TASK DETAILS: Write out the listing below without alteration, omitting its pictures.

TASK INPUTS:
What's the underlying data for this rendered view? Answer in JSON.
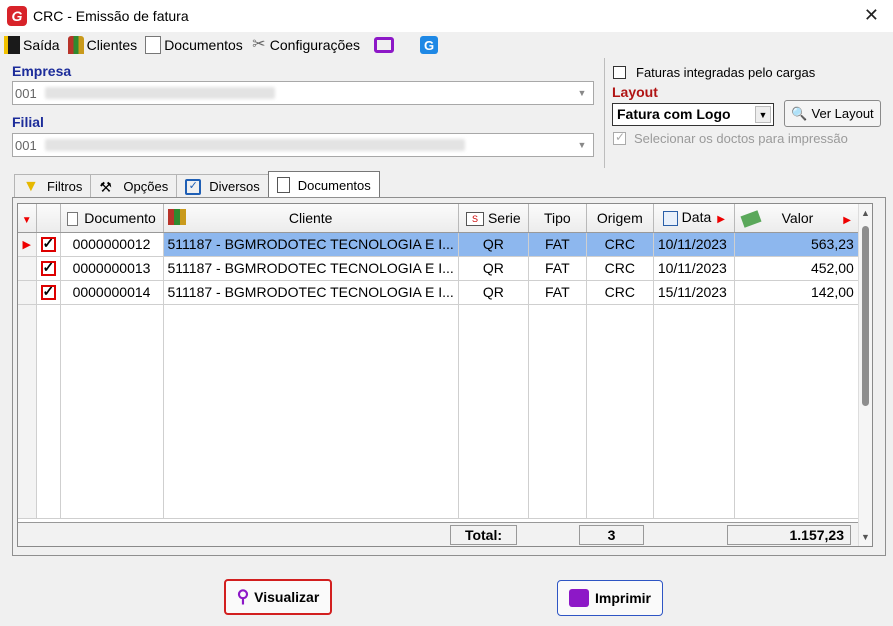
{
  "window": {
    "title": "CRC - Emissão de fatura",
    "app_logo": "G"
  },
  "menu": [
    {
      "label": "Saída",
      "icon": "exit-icon"
    },
    {
      "label": "Clientes",
      "icon": "clients-icon"
    },
    {
      "label": "Documentos",
      "icon": "documents-icon"
    },
    {
      "label": "Configurações",
      "icon": "settings-icon"
    }
  ],
  "empresa": {
    "label": "Empresa",
    "value": "001"
  },
  "filial": {
    "label": "Filial",
    "value": "001"
  },
  "options": {
    "faturas_integradas": "Faturas integradas pelo cargas",
    "layout_label": "Layout",
    "layout_value": "Fatura com Logo",
    "ver_layout": "Ver Layout",
    "selecionar_doctos": "Selecionar os doctos para impressão"
  },
  "tabs": [
    "Filtros",
    "Opções",
    "Diversos",
    "Documentos"
  ],
  "grid": {
    "columns": [
      "Documento",
      "Cliente",
      "Serie",
      "Tipo",
      "Origem",
      "Data",
      "Valor"
    ],
    "rows": [
      {
        "documento": "0000000012",
        "cliente": "511187 - BGMRODOTEC TECNOLOGIA E I...",
        "serie": "QR",
        "tipo": "FAT",
        "origem": "CRC",
        "data": "10/11/2023",
        "valor": "563,23"
      },
      {
        "documento": "0000000013",
        "cliente": "511187 - BGMRODOTEC TECNOLOGIA E I...",
        "serie": "QR",
        "tipo": "FAT",
        "origem": "CRC",
        "data": "10/11/2023",
        "valor": "452,00"
      },
      {
        "documento": "0000000014",
        "cliente": "511187 - BGMRODOTEC TECNOLOGIA E I...",
        "serie": "QR",
        "tipo": "FAT",
        "origem": "CRC",
        "data": "15/11/2023",
        "valor": "142,00"
      }
    ],
    "footer": {
      "total_label": "Total:",
      "count": "3",
      "sum": "1.157,23"
    }
  },
  "buttons": {
    "visualizar": "Visualizar",
    "imprimir": "Imprimir"
  },
  "colors": {
    "accent_blue": "#1c2c9a",
    "accent_red": "#b01313",
    "selection": "#8db7ee",
    "print_purple": "#8d18c7"
  }
}
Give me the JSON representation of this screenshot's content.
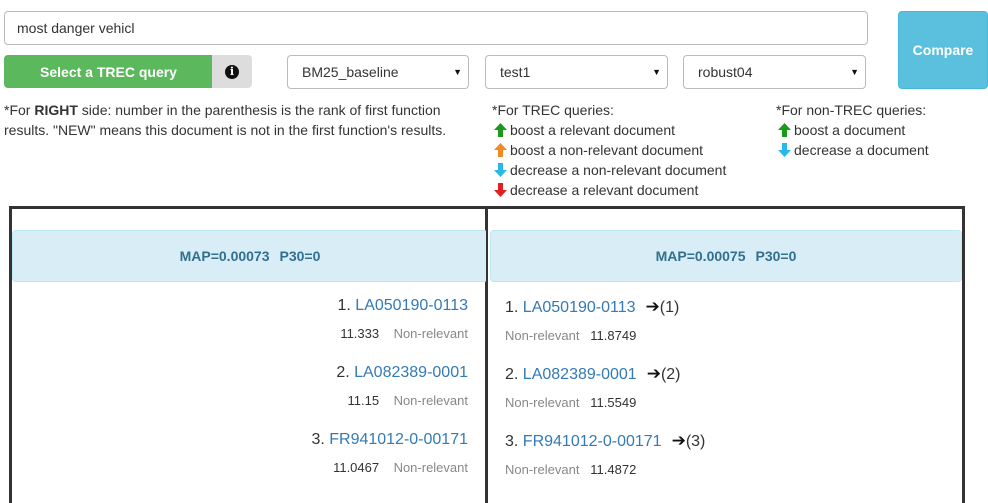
{
  "search": {
    "query": "most danger vehicl"
  },
  "toolbar": {
    "trec_button": "Select a TREC query",
    "info_glyph": "i",
    "compare_button": "Compare",
    "function_a": "BM25_baseline",
    "function_b": "test1",
    "collection": "robust04"
  },
  "notes": {
    "right_side_prefix": "*For ",
    "right_side_bold": "RIGHT",
    "right_side_rest_1": " side: number in the parenthesis is the rank of first function",
    "right_side_rest_2": "results. \"NEW\" means this document is not in the first function's results.",
    "trec_title": "*For TREC queries:",
    "trec_items": [
      {
        "icon": "arrow-up-green-icon",
        "color": "#1a9a1a",
        "text": "boost a relevant document"
      },
      {
        "icon": "arrow-up-orange-icon",
        "color": "#f08a24",
        "text": "boost a non-relevant document"
      },
      {
        "icon": "arrow-down-cyan-icon",
        "color": "#2ab8e6",
        "text": "decrease a non-relevant document"
      },
      {
        "icon": "arrow-down-red-icon",
        "color": "#e02020",
        "text": "decrease a relevant document"
      }
    ],
    "nontrec_title": "*For non-TREC queries:",
    "nontrec_items": [
      {
        "icon": "arrow-up-green-icon",
        "color": "#1a9a1a",
        "text": "boost a document"
      },
      {
        "icon": "arrow-down-cyan-icon",
        "color": "#2ab8e6",
        "text": "decrease a document"
      }
    ]
  },
  "left_panel": {
    "map": "MAP=0.00073",
    "p30": "P30=0",
    "results": [
      {
        "rank": "1.",
        "doc": "LA050190-0113",
        "score": "11.333",
        "label": "Non-relevant"
      },
      {
        "rank": "2.",
        "doc": "LA082389-0001",
        "score": "11.15",
        "label": "Non-relevant"
      },
      {
        "rank": "3.",
        "doc": "FR941012-0-00171",
        "score": "11.0467",
        "label": "Non-relevant"
      }
    ]
  },
  "right_panel": {
    "map": "MAP=0.00075",
    "p30": "P30=0",
    "results": [
      {
        "rank": "1.",
        "doc": "LA050190-0113",
        "prev": "(1)",
        "score": "11.8749",
        "label": "Non-relevant"
      },
      {
        "rank": "2.",
        "doc": "LA082389-0001",
        "prev": "(2)",
        "score": "11.5549",
        "label": "Non-relevant"
      },
      {
        "rank": "3.",
        "doc": "FR941012-0-00171",
        "prev": "(3)",
        "score": "11.4872",
        "label": "Non-relevant"
      }
    ]
  },
  "colors": {
    "trec_button": "#5cb85c",
    "compare_button": "#5bc0de",
    "link": "#337ab7",
    "map_bar": "#d9edf7",
    "map_text": "#31708f"
  }
}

COMPLETE OUTPUT:
What's the underlying data for this rendered view? Answer in JSON.
{
  "window": {
    "title": "CRC - Emissão de fatura",
    "app_logo": "G"
  },
  "menu": [
    {
      "label": "Saída",
      "icon": "exit-icon"
    },
    {
      "label": "Clientes",
      "icon": "clients-icon"
    },
    {
      "label": "Documentos",
      "icon": "documents-icon"
    },
    {
      "label": "Configurações",
      "icon": "settings-icon"
    }
  ],
  "empresa": {
    "label": "Empresa",
    "value": "001"
  },
  "filial": {
    "label": "Filial",
    "value": "001"
  },
  "options": {
    "faturas_integradas": "Faturas integradas pelo cargas",
    "layout_label": "Layout",
    "layout_value": "Fatura com Logo",
    "ver_layout": "Ver Layout",
    "selecionar_doctos": "Selecionar os doctos para impressão"
  },
  "tabs": [
    "Filtros",
    "Opções",
    "Diversos",
    "Documentos"
  ],
  "grid": {
    "columns": [
      "Documento",
      "Cliente",
      "Serie",
      "Tipo",
      "Origem",
      "Data",
      "Valor"
    ],
    "rows": [
      {
        "documento": "0000000012",
        "cliente": "511187 - BGMRODOTEC TECNOLOGIA E I...",
        "serie": "QR",
        "tipo": "FAT",
        "origem": "CRC",
        "data": "10/11/2023",
        "valor": "563,23"
      },
      {
        "documento": "0000000013",
        "cliente": "511187 - BGMRODOTEC TECNOLOGIA E I...",
        "serie": "QR",
        "tipo": "FAT",
        "origem": "CRC",
        "data": "10/11/2023",
        "valor": "452,00"
      },
      {
        "documento": "0000000014",
        "cliente": "511187 - BGMRODOTEC TECNOLOGIA E I...",
        "serie": "QR",
        "tipo": "FAT",
        "origem": "CRC",
        "data": "15/11/2023",
        "valor": "142,00"
      }
    ],
    "footer": {
      "total_label": "Total:",
      "count": "3",
      "sum": "1.157,23"
    }
  },
  "buttons": {
    "visualizar": "Visualizar",
    "imprimir": "Imprimir"
  },
  "colors": {
    "accent_blue": "#1c2c9a",
    "accent_red": "#b01313",
    "selection": "#8db7ee",
    "print_purple": "#8d18c7"
  }
}
Give me the JSON representation of this screenshot's content.
{
  "search": {
    "query": "most danger vehicl"
  },
  "toolbar": {
    "trec_button": "Select a TREC query",
    "info_glyph": "i",
    "compare_button": "Compare",
    "function_a": "BM25_baseline",
    "function_b": "test1",
    "collection": "robust04"
  },
  "notes": {
    "right_side_prefix": "*For ",
    "right_side_bold": "RIGHT",
    "right_side_rest_1": " side: number in the parenthesis is the rank of first function",
    "right_side_rest_2": "results. \"NEW\" means this document is not in the first function's results.",
    "trec_title": "*For TREC queries:",
    "trec_items": [
      {
        "icon": "arrow-up-green-icon",
        "color": "#1a9a1a",
        "text": "boost a relevant document"
      },
      {
        "icon": "arrow-up-orange-icon",
        "color": "#f08a24",
        "text": "boost a non-relevant document"
      },
      {
        "icon": "arrow-down-cyan-icon",
        "color": "#2ab8e6",
        "text": "decrease a non-relevant document"
      },
      {
        "icon": "arrow-down-red-icon",
        "color": "#e02020",
        "text": "decrease a relevant document"
      }
    ],
    "nontrec_title": "*For non-TREC queries:",
    "nontrec_items": [
      {
        "icon": "arrow-up-green-icon",
        "color": "#1a9a1a",
        "text": "boost a document"
      },
      {
        "icon": "arrow-down-cyan-icon",
        "color": "#2ab8e6",
        "text": "decrease a document"
      }
    ]
  },
  "left_panel": {
    "map": "MAP=0.00073",
    "p30": "P30=0",
    "results": [
      {
        "rank": "1.",
        "doc": "LA050190-0113",
        "score": "11.333",
        "label": "Non-relevant"
      },
      {
        "rank": "2.",
        "doc": "LA082389-0001",
        "score": "11.15",
        "label": "Non-relevant"
      },
      {
        "rank": "3.",
        "doc": "FR941012-0-00171",
        "score": "11.0467",
        "label": "Non-relevant"
      }
    ]
  },
  "right_panel": {
    "map": "MAP=0.00075",
    "p30": "P30=0",
    "results": [
      {
        "rank": "1.",
        "doc": "LA050190-0113",
        "prev": "(1)",
        "score": "11.8749",
        "label": "Non-relevant"
      },
      {
        "rank": "2.",
        "doc": "LA082389-0001",
        "prev": "(2)",
        "score": "11.5549",
        "label": "Non-relevant"
      },
      {
        "rank": "3.",
        "doc": "FR941012-0-00171",
        "prev": "(3)",
        "score": "11.4872",
        "label": "Non-relevant"
      }
    ]
  },
  "colors": {
    "trec_button": "#5cb85c",
    "compare_button": "#5bc0de",
    "link": "#337ab7",
    "map_bar": "#d9edf7",
    "map_text": "#31708f"
  }
}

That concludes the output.